═════ Supplied records

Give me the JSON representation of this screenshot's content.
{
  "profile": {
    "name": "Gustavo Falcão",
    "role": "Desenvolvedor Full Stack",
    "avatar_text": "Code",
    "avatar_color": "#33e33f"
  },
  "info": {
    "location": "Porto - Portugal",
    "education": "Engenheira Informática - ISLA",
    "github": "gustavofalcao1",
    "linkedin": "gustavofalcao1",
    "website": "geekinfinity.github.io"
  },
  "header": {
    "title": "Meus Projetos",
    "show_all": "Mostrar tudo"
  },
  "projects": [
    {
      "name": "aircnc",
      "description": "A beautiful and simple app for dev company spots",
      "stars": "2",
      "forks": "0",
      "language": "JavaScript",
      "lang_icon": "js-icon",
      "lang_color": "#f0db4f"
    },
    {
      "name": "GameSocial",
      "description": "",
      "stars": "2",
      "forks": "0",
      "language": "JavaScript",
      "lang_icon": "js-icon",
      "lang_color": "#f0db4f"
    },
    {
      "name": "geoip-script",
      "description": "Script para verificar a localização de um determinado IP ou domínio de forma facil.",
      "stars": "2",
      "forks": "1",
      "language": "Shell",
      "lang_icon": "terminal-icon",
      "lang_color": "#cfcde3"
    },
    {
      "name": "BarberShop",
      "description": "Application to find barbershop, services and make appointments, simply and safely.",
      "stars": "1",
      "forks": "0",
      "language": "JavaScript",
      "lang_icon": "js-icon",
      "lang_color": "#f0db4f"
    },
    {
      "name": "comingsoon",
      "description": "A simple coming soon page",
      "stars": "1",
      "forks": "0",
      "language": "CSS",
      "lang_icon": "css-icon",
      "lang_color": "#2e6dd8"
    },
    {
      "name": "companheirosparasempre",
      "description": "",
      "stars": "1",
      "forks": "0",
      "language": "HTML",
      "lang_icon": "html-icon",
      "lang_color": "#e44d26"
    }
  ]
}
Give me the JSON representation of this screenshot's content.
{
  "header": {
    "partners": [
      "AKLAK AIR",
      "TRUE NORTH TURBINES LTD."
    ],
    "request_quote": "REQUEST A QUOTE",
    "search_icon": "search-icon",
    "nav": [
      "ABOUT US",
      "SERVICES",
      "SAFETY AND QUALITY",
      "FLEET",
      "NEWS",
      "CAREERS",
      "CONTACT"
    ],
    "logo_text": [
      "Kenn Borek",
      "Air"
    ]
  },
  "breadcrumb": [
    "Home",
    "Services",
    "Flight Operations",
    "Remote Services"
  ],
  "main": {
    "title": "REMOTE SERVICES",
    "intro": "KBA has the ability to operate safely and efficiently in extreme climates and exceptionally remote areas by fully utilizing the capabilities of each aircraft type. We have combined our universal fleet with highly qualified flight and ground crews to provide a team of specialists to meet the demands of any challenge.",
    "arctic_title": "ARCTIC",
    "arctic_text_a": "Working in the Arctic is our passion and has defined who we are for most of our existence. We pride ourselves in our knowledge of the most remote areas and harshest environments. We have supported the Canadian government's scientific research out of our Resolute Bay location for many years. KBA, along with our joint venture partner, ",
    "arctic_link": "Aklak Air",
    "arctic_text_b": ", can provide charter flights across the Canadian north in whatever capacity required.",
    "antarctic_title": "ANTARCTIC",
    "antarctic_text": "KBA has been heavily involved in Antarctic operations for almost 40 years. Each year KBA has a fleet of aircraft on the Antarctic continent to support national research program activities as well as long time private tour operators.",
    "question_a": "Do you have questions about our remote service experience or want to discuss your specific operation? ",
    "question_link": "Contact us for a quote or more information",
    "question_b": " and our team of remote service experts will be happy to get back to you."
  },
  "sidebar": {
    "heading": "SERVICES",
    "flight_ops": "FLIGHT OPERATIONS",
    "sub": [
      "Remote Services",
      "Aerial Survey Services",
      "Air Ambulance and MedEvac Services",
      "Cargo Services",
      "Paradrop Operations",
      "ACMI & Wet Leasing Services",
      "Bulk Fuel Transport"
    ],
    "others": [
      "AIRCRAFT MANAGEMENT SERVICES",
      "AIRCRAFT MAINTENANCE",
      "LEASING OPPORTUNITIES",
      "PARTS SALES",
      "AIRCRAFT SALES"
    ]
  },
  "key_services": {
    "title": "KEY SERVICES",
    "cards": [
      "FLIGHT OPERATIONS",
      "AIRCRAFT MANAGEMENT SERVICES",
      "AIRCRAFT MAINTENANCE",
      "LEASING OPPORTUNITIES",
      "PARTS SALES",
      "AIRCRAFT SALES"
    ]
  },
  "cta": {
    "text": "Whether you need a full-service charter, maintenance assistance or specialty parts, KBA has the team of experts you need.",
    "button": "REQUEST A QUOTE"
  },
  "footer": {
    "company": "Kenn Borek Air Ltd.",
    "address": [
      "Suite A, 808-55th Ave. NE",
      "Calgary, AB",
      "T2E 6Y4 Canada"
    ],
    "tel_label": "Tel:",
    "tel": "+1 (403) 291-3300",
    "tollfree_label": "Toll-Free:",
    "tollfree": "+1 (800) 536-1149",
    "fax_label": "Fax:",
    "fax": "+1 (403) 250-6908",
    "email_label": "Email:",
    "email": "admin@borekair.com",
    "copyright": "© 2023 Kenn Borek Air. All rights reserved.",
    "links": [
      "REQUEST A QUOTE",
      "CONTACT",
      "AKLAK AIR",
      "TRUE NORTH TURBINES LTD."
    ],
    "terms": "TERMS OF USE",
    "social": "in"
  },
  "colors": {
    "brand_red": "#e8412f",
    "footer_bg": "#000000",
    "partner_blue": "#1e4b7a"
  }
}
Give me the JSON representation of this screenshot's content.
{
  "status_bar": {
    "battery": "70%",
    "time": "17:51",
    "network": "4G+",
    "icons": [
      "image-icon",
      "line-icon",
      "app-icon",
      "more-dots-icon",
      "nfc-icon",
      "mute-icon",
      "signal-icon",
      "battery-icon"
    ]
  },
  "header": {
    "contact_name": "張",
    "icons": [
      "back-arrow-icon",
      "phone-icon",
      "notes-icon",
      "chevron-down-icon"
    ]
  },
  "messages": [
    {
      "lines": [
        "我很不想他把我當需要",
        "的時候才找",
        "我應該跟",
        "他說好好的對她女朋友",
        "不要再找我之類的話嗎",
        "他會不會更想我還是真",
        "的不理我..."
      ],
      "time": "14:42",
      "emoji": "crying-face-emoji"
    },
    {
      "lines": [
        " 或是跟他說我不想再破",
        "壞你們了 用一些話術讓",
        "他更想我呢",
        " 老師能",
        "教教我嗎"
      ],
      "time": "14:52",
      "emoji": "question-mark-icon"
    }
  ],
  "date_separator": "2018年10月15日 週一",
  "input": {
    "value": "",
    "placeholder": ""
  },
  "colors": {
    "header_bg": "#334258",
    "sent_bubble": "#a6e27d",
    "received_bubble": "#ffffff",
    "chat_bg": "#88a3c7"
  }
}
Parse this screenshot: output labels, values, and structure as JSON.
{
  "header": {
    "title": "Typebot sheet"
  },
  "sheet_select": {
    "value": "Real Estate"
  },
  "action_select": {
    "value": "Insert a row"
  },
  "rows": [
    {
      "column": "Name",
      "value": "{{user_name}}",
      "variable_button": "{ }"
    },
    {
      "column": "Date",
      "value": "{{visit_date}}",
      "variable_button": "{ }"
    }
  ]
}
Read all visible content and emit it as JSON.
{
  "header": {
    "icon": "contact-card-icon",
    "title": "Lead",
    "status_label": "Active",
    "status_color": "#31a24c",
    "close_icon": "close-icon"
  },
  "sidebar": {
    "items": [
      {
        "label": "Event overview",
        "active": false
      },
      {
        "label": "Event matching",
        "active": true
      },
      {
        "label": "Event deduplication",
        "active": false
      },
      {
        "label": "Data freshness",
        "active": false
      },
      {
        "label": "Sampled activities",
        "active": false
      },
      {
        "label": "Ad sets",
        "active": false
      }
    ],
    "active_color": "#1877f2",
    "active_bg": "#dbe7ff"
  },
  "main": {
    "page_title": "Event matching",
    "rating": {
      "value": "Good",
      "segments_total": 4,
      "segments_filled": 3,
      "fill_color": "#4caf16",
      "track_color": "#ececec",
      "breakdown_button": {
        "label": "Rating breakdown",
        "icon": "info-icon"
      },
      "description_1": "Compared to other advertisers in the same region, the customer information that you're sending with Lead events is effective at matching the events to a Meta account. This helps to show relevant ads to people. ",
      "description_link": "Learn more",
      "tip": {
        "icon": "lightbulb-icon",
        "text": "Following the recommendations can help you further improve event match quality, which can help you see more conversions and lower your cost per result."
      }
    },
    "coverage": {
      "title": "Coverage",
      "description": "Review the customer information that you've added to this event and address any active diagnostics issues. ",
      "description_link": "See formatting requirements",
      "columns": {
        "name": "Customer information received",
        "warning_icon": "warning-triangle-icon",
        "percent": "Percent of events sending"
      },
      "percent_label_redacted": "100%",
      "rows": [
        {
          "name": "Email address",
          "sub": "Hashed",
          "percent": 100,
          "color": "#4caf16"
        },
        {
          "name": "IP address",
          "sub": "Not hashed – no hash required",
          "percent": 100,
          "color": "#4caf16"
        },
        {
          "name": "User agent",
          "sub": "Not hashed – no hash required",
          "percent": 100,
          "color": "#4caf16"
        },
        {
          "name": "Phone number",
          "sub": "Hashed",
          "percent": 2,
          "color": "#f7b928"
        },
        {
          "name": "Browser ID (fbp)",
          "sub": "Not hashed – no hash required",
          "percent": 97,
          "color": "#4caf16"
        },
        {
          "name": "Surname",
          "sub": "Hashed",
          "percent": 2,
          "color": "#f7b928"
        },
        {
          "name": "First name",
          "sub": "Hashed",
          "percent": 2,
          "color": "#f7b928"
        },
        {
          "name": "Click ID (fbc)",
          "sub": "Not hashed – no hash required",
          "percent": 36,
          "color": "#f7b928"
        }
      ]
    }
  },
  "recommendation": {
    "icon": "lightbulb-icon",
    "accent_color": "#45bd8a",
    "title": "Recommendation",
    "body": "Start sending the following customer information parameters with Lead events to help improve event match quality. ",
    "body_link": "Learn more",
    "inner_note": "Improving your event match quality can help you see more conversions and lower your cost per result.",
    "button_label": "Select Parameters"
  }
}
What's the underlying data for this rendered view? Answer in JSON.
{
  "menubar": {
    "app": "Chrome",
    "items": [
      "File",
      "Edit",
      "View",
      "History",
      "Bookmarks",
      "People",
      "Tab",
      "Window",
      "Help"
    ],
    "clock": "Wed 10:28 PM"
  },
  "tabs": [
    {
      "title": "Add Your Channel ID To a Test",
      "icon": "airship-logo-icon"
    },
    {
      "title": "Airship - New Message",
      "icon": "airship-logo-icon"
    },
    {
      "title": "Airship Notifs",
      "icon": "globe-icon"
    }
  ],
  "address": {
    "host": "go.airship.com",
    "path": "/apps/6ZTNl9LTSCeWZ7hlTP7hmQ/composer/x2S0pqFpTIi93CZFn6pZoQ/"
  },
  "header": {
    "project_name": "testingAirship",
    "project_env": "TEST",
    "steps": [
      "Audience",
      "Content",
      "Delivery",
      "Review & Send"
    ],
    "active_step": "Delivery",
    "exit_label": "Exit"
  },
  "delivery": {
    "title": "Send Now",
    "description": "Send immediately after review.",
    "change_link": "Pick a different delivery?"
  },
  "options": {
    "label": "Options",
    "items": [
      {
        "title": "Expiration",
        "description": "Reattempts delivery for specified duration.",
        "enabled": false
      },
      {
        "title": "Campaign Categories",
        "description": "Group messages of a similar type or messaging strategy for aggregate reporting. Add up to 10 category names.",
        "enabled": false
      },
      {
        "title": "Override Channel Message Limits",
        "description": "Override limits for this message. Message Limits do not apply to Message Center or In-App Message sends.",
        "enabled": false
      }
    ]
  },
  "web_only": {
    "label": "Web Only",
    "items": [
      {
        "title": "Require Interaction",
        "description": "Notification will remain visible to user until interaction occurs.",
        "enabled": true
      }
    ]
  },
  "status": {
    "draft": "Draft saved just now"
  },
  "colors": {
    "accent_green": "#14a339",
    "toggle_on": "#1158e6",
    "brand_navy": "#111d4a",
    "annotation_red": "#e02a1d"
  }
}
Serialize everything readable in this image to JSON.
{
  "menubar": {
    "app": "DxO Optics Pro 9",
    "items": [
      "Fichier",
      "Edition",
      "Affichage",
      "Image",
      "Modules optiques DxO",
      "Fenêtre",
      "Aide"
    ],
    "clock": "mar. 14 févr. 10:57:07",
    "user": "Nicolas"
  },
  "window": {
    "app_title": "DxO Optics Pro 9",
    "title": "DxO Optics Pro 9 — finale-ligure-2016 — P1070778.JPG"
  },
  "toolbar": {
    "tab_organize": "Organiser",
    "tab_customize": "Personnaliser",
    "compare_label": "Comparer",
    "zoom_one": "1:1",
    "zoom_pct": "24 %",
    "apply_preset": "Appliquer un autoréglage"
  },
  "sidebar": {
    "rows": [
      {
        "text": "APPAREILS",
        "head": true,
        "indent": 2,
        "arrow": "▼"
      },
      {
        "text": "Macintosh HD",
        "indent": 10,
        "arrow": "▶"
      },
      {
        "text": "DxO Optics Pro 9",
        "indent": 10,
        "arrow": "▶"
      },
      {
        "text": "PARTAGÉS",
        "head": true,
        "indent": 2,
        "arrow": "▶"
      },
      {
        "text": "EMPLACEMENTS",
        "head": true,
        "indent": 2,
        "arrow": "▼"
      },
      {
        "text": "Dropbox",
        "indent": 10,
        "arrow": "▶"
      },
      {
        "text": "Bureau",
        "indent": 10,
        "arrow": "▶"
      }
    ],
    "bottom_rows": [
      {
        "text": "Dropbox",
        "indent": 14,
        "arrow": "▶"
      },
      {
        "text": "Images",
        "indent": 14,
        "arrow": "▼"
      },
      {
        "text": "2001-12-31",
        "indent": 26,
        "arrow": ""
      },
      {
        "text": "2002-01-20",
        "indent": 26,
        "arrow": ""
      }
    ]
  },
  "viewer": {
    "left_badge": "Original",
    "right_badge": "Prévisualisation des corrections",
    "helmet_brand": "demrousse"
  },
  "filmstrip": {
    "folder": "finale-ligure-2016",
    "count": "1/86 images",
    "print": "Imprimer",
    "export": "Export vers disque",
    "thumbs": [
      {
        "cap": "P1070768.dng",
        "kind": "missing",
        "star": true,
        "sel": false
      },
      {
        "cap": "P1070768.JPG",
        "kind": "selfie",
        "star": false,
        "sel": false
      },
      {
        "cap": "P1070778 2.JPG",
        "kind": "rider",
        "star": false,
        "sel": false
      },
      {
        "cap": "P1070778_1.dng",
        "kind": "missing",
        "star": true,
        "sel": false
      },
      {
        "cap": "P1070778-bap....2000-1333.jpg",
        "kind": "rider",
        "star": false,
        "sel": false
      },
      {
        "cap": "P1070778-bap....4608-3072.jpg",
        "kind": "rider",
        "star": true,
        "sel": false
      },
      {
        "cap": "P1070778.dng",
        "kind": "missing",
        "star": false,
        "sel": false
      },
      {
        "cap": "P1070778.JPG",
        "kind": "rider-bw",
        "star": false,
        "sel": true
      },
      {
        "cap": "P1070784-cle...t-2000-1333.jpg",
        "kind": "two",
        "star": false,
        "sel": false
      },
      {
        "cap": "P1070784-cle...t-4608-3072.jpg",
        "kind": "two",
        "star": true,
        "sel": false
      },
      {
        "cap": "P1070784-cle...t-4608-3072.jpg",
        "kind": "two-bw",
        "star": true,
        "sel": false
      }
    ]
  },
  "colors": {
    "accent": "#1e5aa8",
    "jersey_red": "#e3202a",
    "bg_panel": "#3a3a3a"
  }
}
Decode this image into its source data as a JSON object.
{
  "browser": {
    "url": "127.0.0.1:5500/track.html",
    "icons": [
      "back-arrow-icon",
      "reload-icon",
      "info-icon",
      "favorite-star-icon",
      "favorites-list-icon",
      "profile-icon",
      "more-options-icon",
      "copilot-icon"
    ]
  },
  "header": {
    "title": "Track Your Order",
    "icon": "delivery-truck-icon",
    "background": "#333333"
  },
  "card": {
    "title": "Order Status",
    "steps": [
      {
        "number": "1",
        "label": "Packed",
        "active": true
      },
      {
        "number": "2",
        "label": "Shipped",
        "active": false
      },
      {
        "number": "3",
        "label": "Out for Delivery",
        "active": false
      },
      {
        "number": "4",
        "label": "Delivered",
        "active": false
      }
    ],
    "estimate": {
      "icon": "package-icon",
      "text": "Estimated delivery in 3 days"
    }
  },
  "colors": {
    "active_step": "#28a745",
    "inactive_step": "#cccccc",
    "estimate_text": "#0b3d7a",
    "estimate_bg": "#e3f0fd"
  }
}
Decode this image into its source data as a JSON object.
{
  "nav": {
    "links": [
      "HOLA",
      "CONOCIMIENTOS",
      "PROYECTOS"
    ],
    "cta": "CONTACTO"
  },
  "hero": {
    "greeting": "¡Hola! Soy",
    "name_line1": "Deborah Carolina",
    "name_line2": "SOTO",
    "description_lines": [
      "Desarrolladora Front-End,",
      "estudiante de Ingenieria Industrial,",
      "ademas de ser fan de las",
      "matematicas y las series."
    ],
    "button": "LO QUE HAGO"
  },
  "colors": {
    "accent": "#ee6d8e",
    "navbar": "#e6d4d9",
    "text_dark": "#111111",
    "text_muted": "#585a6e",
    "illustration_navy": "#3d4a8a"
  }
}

══════════

> Task description: Search the records for the string "number" and return every line in which it occurs.

> Task output:
          "name": "Phone number",
        "number": "1",
        "number": "2",
        "number": "3",
        "number": "4",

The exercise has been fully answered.